> Data listing:
## START

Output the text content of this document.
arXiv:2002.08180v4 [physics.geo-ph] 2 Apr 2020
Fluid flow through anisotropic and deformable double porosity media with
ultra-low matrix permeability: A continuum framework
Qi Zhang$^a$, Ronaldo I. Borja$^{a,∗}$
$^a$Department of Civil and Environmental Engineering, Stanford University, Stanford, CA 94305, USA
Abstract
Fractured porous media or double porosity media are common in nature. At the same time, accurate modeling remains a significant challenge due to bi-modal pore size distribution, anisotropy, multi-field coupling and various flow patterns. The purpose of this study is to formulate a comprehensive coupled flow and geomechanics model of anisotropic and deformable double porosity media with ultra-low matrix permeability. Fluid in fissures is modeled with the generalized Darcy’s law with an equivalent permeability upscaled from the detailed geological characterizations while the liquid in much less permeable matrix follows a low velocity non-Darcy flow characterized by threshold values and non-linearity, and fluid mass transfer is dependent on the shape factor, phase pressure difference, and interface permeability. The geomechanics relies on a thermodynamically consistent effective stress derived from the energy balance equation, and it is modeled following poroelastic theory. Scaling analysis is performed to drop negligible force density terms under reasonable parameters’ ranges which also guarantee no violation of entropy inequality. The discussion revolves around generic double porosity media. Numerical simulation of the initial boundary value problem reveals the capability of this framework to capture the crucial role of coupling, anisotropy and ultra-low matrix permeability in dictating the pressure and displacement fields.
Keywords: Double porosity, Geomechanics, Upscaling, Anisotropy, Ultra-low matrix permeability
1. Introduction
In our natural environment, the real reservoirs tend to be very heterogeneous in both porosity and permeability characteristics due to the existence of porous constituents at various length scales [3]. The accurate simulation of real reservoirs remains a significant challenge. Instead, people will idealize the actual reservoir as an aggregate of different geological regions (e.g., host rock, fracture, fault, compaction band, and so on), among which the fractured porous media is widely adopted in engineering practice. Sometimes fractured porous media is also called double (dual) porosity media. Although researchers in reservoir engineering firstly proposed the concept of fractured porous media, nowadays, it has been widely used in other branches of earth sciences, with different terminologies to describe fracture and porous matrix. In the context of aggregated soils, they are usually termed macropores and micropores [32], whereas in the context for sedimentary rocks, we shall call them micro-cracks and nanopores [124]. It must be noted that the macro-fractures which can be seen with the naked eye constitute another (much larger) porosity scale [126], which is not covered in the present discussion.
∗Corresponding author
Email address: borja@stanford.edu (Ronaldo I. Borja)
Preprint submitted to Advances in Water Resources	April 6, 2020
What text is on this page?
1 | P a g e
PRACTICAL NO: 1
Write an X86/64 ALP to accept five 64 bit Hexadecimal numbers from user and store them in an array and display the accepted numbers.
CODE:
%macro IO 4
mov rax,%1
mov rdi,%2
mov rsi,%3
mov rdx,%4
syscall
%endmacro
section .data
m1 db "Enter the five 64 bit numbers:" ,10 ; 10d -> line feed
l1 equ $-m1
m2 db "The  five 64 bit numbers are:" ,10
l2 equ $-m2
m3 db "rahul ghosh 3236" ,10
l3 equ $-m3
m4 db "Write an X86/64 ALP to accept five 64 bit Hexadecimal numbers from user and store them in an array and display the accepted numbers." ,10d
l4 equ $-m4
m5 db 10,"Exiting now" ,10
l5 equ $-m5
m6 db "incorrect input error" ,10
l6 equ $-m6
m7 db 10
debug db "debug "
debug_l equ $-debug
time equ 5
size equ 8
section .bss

## END

> Given exercise:
Everything from the line containing "What text is on this page?" through the last line of the records must be given again exactly; leave out all other lines.

> Correct response:
What text is on this page?
1 | P a g e
PRACTICAL NO: 1
Write an X86/64 ALP to accept five 64 bit Hexadecimal numbers from user and store them in an array and display the accepted numbers.
CODE:
%macro IO 4
mov rax,%1
mov rdi,%2
mov rsi,%3
mov rdx,%4
syscall
%endmacro
section .data
m1 db "Enter the five 64 bit numbers:" ,10 ; 10d -> line feed
l1 equ $-m1
m2 db "The  five 64 bit numbers are:" ,10
l2 equ $-m2
m3 db "rahul ghosh 3236" ,10
l3 equ $-m3
m4 db "Write an X86/64 ALP to accept five 64 bit Hexadecimal numbers from user and store them in an array and display the accepted numbers." ,10d
l4 equ $-m4
m5 db 10,"Exiting now" ,10
l5 equ $-m5
m6 db "incorrect input error" ,10
l6 equ $-m6
m7 db 10
debug db "debug "
debug_l equ $-debug
time equ 5
size equ 8
section .bss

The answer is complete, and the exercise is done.